| Coordinate annotation records |
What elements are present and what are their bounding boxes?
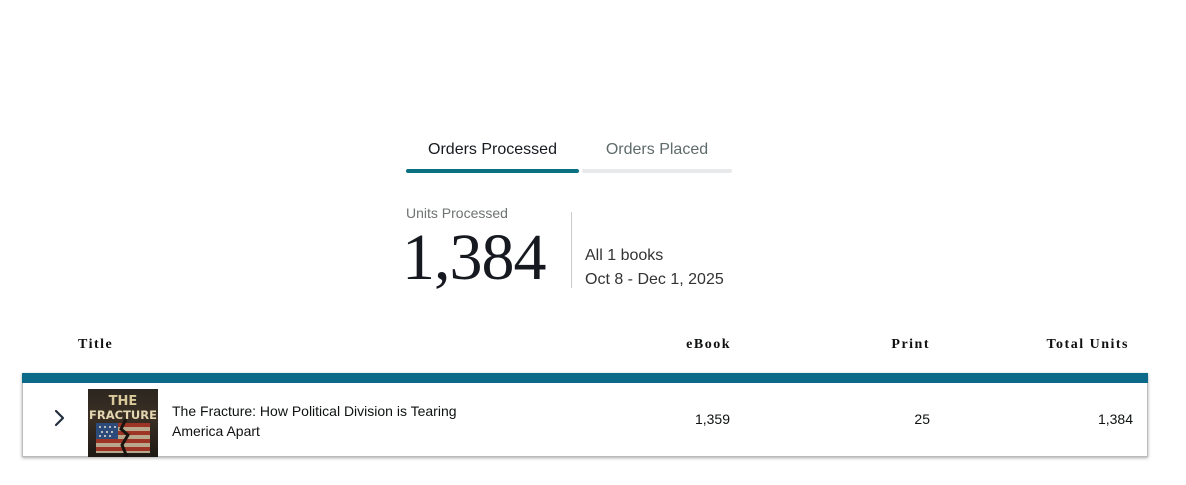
- sales-table: THE FRACTURE The Fracture: How Political…: [22, 373, 1148, 457]
- column-header-print: Print: [891, 337, 930, 352]
- report-tabs: Orders Processed Orders Placed: [406, 138, 732, 174]
- total-units: 1,384: [1097, 411, 1133, 427]
- table-header-bar: [22, 373, 1148, 383]
- summary-books-count: All 1 books: [585, 247, 664, 264]
- tab-orders-processed[interactable]: Orders Processed: [406, 138, 579, 174]
- ebook-units: 1,359: [694, 411, 730, 427]
- chevron-right-icon[interactable]: [49, 408, 69, 428]
- book-cover-title-top: THE: [109, 394, 138, 409]
- tab-orders-processed-label: Orders Processed: [428, 141, 557, 158]
- column-header-ebook: eBook: [686, 337, 731, 352]
- column-header-total-units: Total Units: [1046, 337, 1129, 352]
- column-header-title: Title: [78, 337, 114, 352]
- print-units: 25: [914, 411, 930, 427]
- book-title-link[interactable]: The Fracture: How Political Division is …: [172, 401, 482, 441]
- book-cover-image: THE FRACTURE: [88, 389, 158, 457]
- summary-date-range: Oct 8 - Dec 1, 2025: [585, 271, 724, 288]
- summary-divider: [571, 212, 572, 288]
- tab-orders-placed[interactable]: Orders Placed: [582, 138, 732, 174]
- tab-orders-placed-label: Orders Placed: [605, 141, 709, 158]
- book-cover-title-bottom: FRACTURE: [89, 408, 157, 422]
- units-processed-value: 1,384: [402, 221, 546, 294]
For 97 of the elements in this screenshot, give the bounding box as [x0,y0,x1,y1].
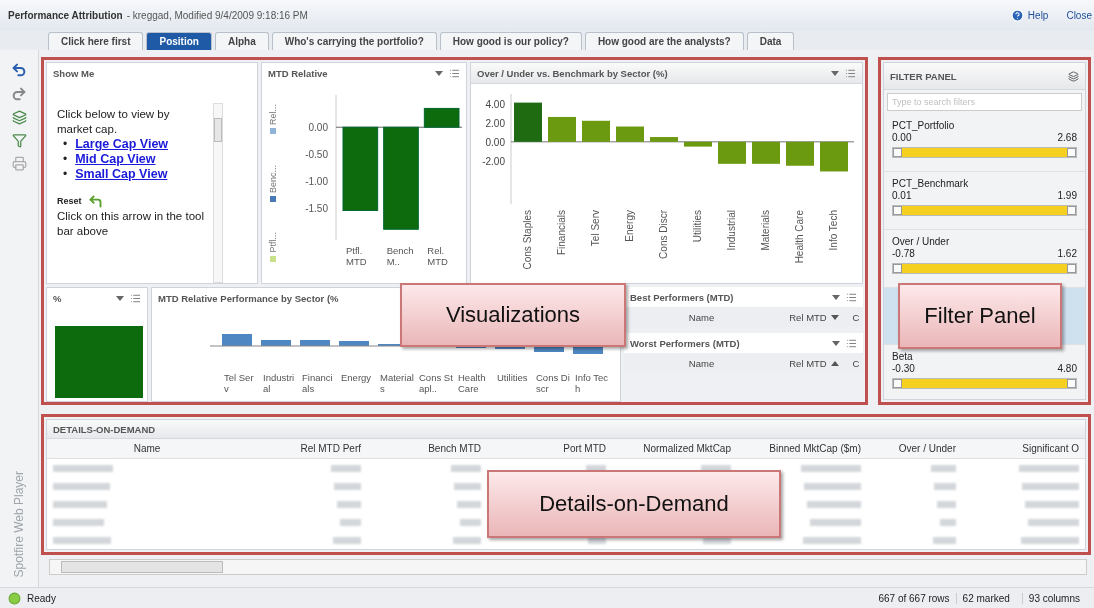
filter-max: 4.80 [1057,363,1077,374]
status-text: Ready [27,592,56,604]
column-header[interactable]: Port MTD [487,443,612,454]
reset-hint: Click on this arrow in the tool bar above [57,209,205,239]
column-header[interactable]: Rel MTD [789,311,827,323]
axis-tick-label: -1.50 [305,202,328,214]
axis-category-label: Cons Stapl.. [419,372,453,394]
column-header[interactable]: Name [688,311,715,323]
column-header[interactable]: Over / Under [867,443,962,454]
column-header[interactable]: Binned MktCap ($m) [737,443,867,454]
axis-category-label: Info Tech [828,210,839,251]
column-header[interactable]: Name [688,357,715,369]
filter-name: Beta [892,351,914,362]
filter-max: 2.68 [1057,132,1077,143]
panel-title: MTD Relative Performance by Sector (% [158,292,339,304]
axis-category-label: Rel. MTD [427,245,448,267]
panel-title: MTD Relative [268,67,328,79]
axis-category-label: Industrial [726,210,737,251]
window-title: Performance Attribution [8,9,123,21]
reset-label: Reset [57,195,82,208]
axis-tick-label: -1.00 [305,175,328,187]
document-info: - kreggad, Modified 9/4/2009 9:18:16 PM [126,9,308,21]
axis-category-label: Financials [556,210,567,256]
filter-min: -0.30 [892,363,915,374]
help-link[interactable]: Help [1027,9,1049,21]
filter-name: Over / Under [892,236,951,247]
axis-tick-label: -0.50 [305,149,328,161]
axis-category-label: Cons Staples [522,210,533,270]
intro-text: Click below to view by market cap. [57,107,171,137]
axis-category-label: Financials [302,372,334,394]
panel-title: DETAILS-ON-DEMAND [53,423,156,435]
column-header[interactable]: Bench MTD [367,443,487,454]
callout-tooltip: Details-on-Demand [487,470,781,538]
axis-tick-label: -2.00 [482,155,505,167]
axis-tick-label: 0.00 [308,122,328,134]
axis-category-label: Ptfl. MTD [346,245,367,267]
callout-tooltip: Visualizations [400,283,626,347]
filter-min: -0.78 [892,248,915,259]
column-header[interactable]: Rel MTD Perf [247,443,367,454]
panel-title: Show Me [53,67,95,79]
bullet: • [63,167,68,182]
axis-category-label: Health Care [458,372,487,394]
bullet: • [63,152,68,167]
legend-label: Ptfl... [268,232,278,253]
axis-category-label: Info Tech [575,372,609,394]
axis-category-label: Tel Serv [590,210,601,247]
row-count: 667 of 667 rows [878,592,950,604]
axis-category-label: Utilities [497,372,529,385]
tab[interactable]: Alpha [214,32,269,50]
axis-category-label: Health Care [794,210,805,264]
column-header[interactable]: Name [47,443,247,454]
bullet: • [63,137,68,152]
column-header[interactable]: C [852,311,860,323]
axis-category-label: Cons Discr [658,210,669,259]
filter-min: 0.01 [892,190,912,201]
axis-category-label: Materials [760,210,771,251]
panel-title: Over / Under vs. Benchmark by Sector (%) [477,67,668,79]
column-count: 93 columns [1021,592,1086,604]
tab[interactable]: How good is our policy? [439,32,582,50]
legend-label: Benc... [268,164,278,193]
close-link[interactable]: Close [1066,9,1092,21]
side-label: Spotfire Web Player [12,470,26,577]
view-link[interactable]: Small Cap View [75,167,168,182]
axis-category-label: Energy [341,372,373,385]
axis-category-label: Tel Serv [224,372,255,394]
tab[interactable]: Click here first [48,32,144,50]
legend-label: Rel... [268,104,278,126]
filter-max: 1.99 [1057,190,1077,201]
axis-category-label: Cons Discr [536,372,570,394]
column-header[interactable]: Rel MTD [789,357,827,369]
axis-category-label: Materials [380,372,414,394]
filter-min: 0.00 [892,132,912,143]
panel-title: % [53,292,62,304]
marked-count: 62 marked [955,592,1016,604]
tab[interactable]: Who's carrying the portfolio? [271,32,437,50]
filter-max: 1.62 [1057,248,1077,259]
axis-category-label: Utilities [692,210,703,243]
axis-tick-label: 4.00 [485,98,505,110]
tab[interactable]: Data [746,32,795,50]
filter-name: PCT_Benchmark [892,178,970,189]
callout-tooltip: Filter Panel [898,283,1062,349]
column-header[interactable]: Significant O [962,443,1085,454]
filter-name: PCT_Portfolio [892,120,956,131]
axis-category-label: Bench M.. [386,245,414,267]
panel-title: Worst Performers (MTD) [630,337,740,349]
view-link[interactable]: Large Cap View [75,137,169,152]
panel-title: FILTER PANEL [890,70,957,82]
axis-category-label: Industrial [263,372,296,394]
axis-tick-label: 2.00 [485,117,505,129]
axis-tick-label: 0.00 [485,136,505,148]
column-header[interactable]: C [852,357,860,369]
panel-title: Best Performers (MTD) [630,291,734,303]
axis-category-label: Energy [624,210,635,242]
tab[interactable]: Position [146,32,212,50]
view-link[interactable]: Mid Cap View [75,152,156,167]
column-header[interactable]: Normalized MktCap [612,443,737,454]
tab[interactable]: How good are the analysts? [584,32,744,50]
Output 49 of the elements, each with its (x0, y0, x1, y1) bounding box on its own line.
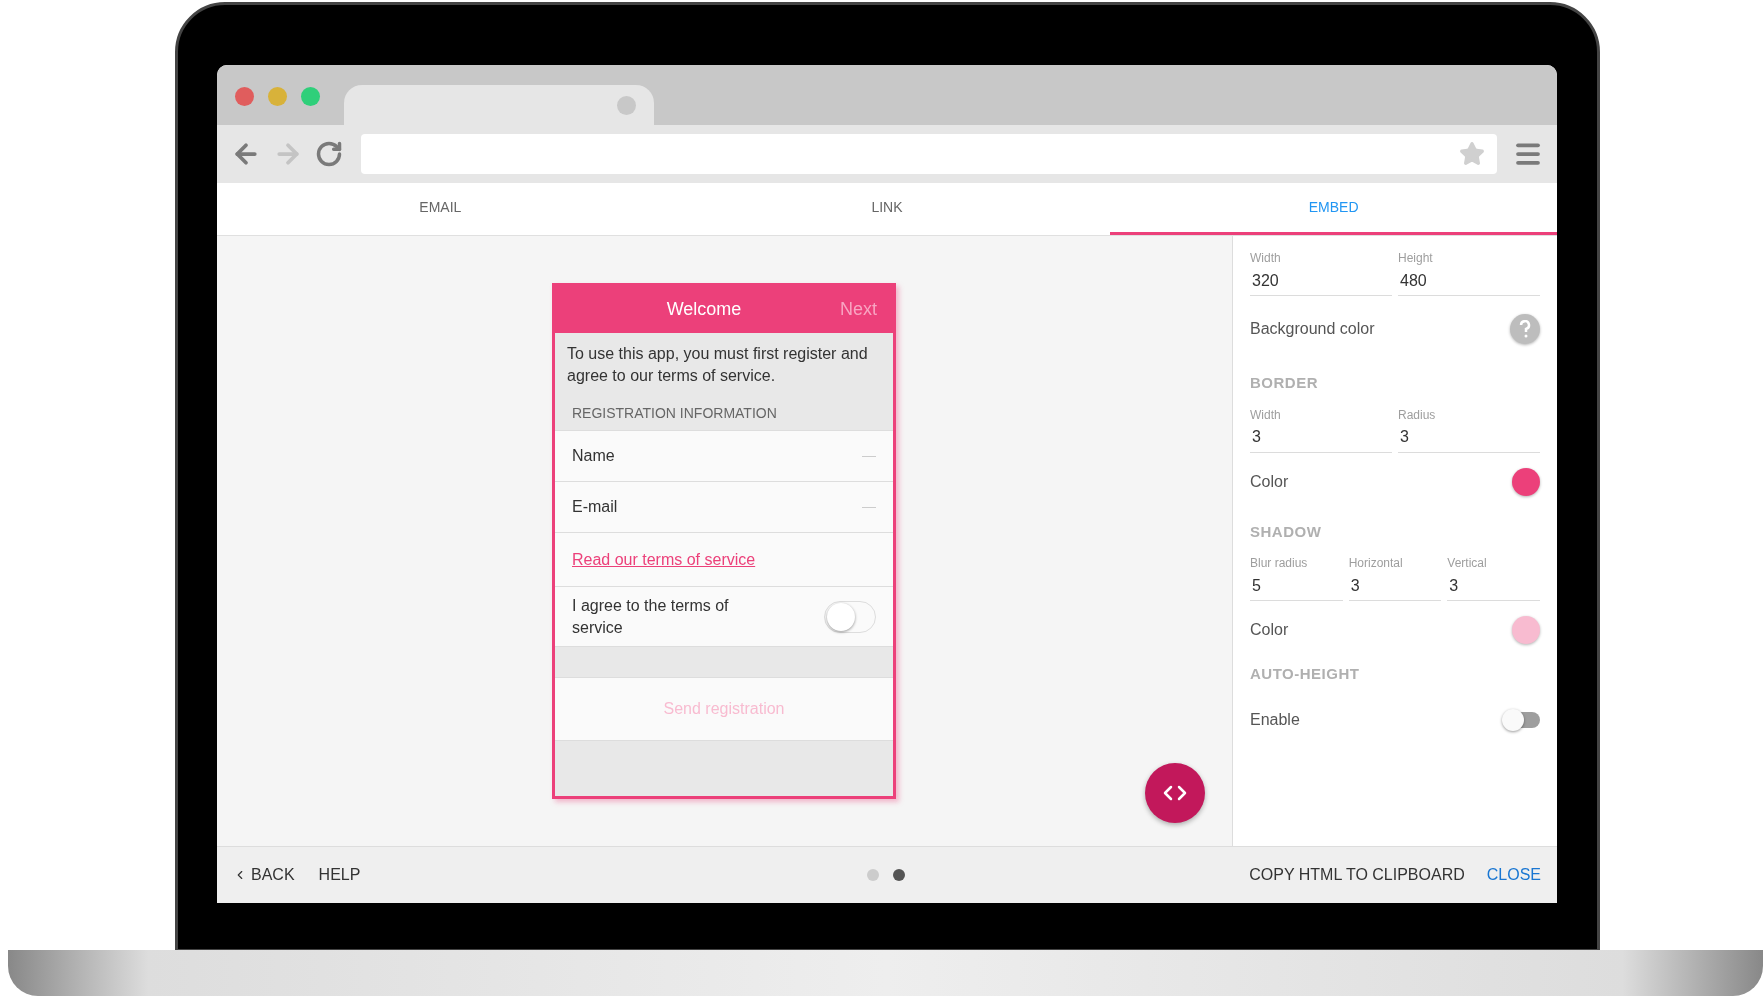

| What the task asks |
Please return all of the material above line for line, unchanged, leaving out the pictures.

| Task answer |
What elements are present and what are their bounding boxes?
- sales-table: THE FRACTURE The Fracture: How Political…: [22, 373, 1148, 457]
- column-header-print: Print: [891, 337, 930, 352]
- report-tabs: Orders Processed Orders Placed: [406, 138, 732, 174]
- total-units: 1,384: [1097, 411, 1133, 427]
- table-header-bar: [22, 373, 1148, 383]
- summary-books-count: All 1 books: [585, 247, 664, 264]
- tab-orders-processed[interactable]: Orders Processed: [406, 138, 579, 174]
- ebook-units: 1,359: [694, 411, 730, 427]
- chevron-right-icon[interactable]: [49, 408, 69, 428]
- book-cover-title-top: THE: [109, 394, 138, 409]
- tab-orders-processed-label: Orders Processed: [428, 141, 557, 158]
- column-header-ebook: eBook: [686, 337, 731, 352]
- column-header-total-units: Total Units: [1046, 337, 1129, 352]
- column-header-title: Title: [78, 337, 114, 352]
- print-units: 25: [914, 411, 930, 427]
- book-title-link[interactable]: The Fracture: How Political Division is …: [172, 401, 482, 441]
- book-cover-image: THE FRACTURE: [88, 389, 158, 457]
- summary-date-range: Oct 8 - Dec 1, 2025: [585, 271, 724, 288]
- summary-divider: [571, 212, 572, 288]
- tab-orders-placed[interactable]: Orders Placed: [582, 138, 732, 174]
- tab-orders-placed-label: Orders Placed: [605, 141, 709, 158]
- book-cover-title-bottom: FRACTURE: [89, 408, 157, 422]
- units-processed-value: 1,384: [402, 221, 546, 294]
For 97 of the elements in this screenshot, give the bounding box as [x0,y0,x1,y1].
filter-max: 4.80 [1057,363,1077,374]
status-text: Ready [27,592,56,604]
column-header[interactable]: Port MTD [487,443,612,454]
reset-hint: Click on this arrow in the tool bar above [57,209,205,239]
column-header[interactable]: Rel MTD [789,311,827,323]
axis-tick-label: -1.50 [305,202,328,214]
axis-category-label: Cons Stapl.. [419,372,453,394]
column-header[interactable]: Name [688,311,715,323]
column-header[interactable]: Over / Under [867,443,962,454]
column-header[interactable]: Binned MktCap ($m) [737,443,867,454]
axis-category-label: Info Tech [828,210,839,251]
column-header[interactable]: Name [688,357,715,369]
filter-name: Beta [892,351,914,362]
filter-max: 2.68 [1057,132,1077,143]
panel-title: MTD Relative Performance by Sector (% [158,292,339,304]
axis-category-label: Rel. MTD [427,245,448,267]
panel-title: MTD Relative [268,67,328,79]
axis-category-label: Industrial [726,210,737,251]
window-title: Performance Attribution [8,9,123,21]
reset-label: Reset [57,195,82,208]
axis-tick-label: -1.00 [305,175,328,187]
document-info: - kreggad, Modified 9/4/2009 9:18:16 PM [126,9,308,21]
axis-category-label: Financials [556,210,567,256]
filter-min: -0.30 [892,363,915,374]
help-link[interactable]: Help [1027,9,1049,21]
filter-name: Over / Under [892,236,951,247]
axis-tick-label: -0.50 [305,149,328,161]
axis-category-label: Cons Staples [522,210,533,270]
intro-text: Click below to view by market cap. [57,107,171,137]
axis-category-label: Financials [302,372,334,394]
panel-title: DETAILS-ON-DEMAND [53,423,156,435]
column-header[interactable]: Bench MTD [367,443,487,454]
callout-tooltip: Details-on-Demand [487,470,781,538]
axis-tick-label: -2.00 [482,155,505,167]
axis-tick-label: 0.00 [308,122,328,134]
axis-category-label: Ptfl. MTD [346,245,367,267]
callout-tooltip: Visualizations [400,283,626,347]
filter-min: -0.78 [892,248,915,259]
column-header[interactable]: Rel MTD Perf [247,443,367,454]
panel-title: Show Me [53,67,95,79]
bullet: • [63,167,68,182]
axis-category-label: Health Care [458,372,487,394]
bullet: • [63,152,68,167]
legend-label: Ptfl... [268,232,278,253]
axis-category-label: Info Tech [575,372,609,394]
axis-category-label: Tel Serv [590,210,601,247]
row-count: 667 of 667 rows [878,592,950,604]
axis-category-label: Utilities [497,372,529,385]
tab[interactable]: Alpha [214,32,269,50]
axis-category-label: Health Care [794,210,805,264]
column-header[interactable]: Name [47,443,247,454]
bullet: • [63,137,68,152]
column-header[interactable]: C [852,311,860,323]
axis-category-label: Cons Discr [658,210,669,259]
filter-min: 0.01 [892,190,912,201]
axis-category-label: Materials [760,210,771,251]
panel-title: Over / Under vs. Benchmark by Sector (%) [477,67,668,79]
column-count: 93 columns [1021,592,1086,604]
tab[interactable]: How good is our policy? [439,32,582,50]
legend-label: Benc... [268,164,278,193]
close-link[interactable]: Close [1066,9,1092,21]
side-label: Spotfire Web Player [12,470,26,577]
view-link[interactable]: Small Cap View [75,167,168,182]
axis-category-label: Energy [341,372,373,385]
axis-category-label: Tel Serv [224,372,255,394]
tab[interactable]: Click here first [48,32,144,50]
legend-label: Rel... [268,104,278,126]
filter-max: 1.99 [1057,190,1077,201]
axis-category-label: Cons Discr [536,372,570,394]
column-header[interactable]: Rel MTD [789,357,827,369]
axis-category-label: Materials [380,372,414,394]
filter-min: 0.00 [892,132,912,143]
panel-title: % [53,292,62,304]
marked-count: 62 marked [955,592,1016,604]
tab[interactable]: Who's carrying the portfolio? [271,32,437,50]
filter-max: 1.62 [1057,248,1077,259]
axis-category-label: Utilities [692,210,703,243]
axis-tick-label: 4.00 [485,98,505,110]
tab[interactable]: Data [746,32,795,50]
filter-name: PCT_Benchmark [892,178,970,189]
callout-tooltip: Filter Panel [898,283,1062,349]
column-header[interactable]: Significant O [962,443,1085,454]
filter-name: PCT_Portfolio [892,120,956,131]
axis-category-label: Bench M.. [386,245,414,267]
panel-title: Worst Performers (MTD) [630,337,740,349]
view-link[interactable]: Large Cap View [75,137,169,152]
panel-title: FILTER PANEL [890,70,957,82]
axis-category-label: Industrial [263,372,296,394]
axis-tick-label: 2.00 [485,117,505,129]
axis-tick-label: 0.00 [485,136,505,148]
column-header[interactable]: C [852,357,860,369]
panel-title: Best Performers (MTD) [630,291,734,303]
axis-category-label: Energy [624,210,635,242]
tab[interactable]: Position [146,32,212,50]
view-link[interactable]: Mid Cap View [75,152,156,167]
column-header[interactable]: Normalized MktCap [612,443,737,454]
tab[interactable]: How good are the analysts? [584,32,744,50]
Output 49 of the elements, each with its (x0, y0, x1, y1) bounding box on its own line.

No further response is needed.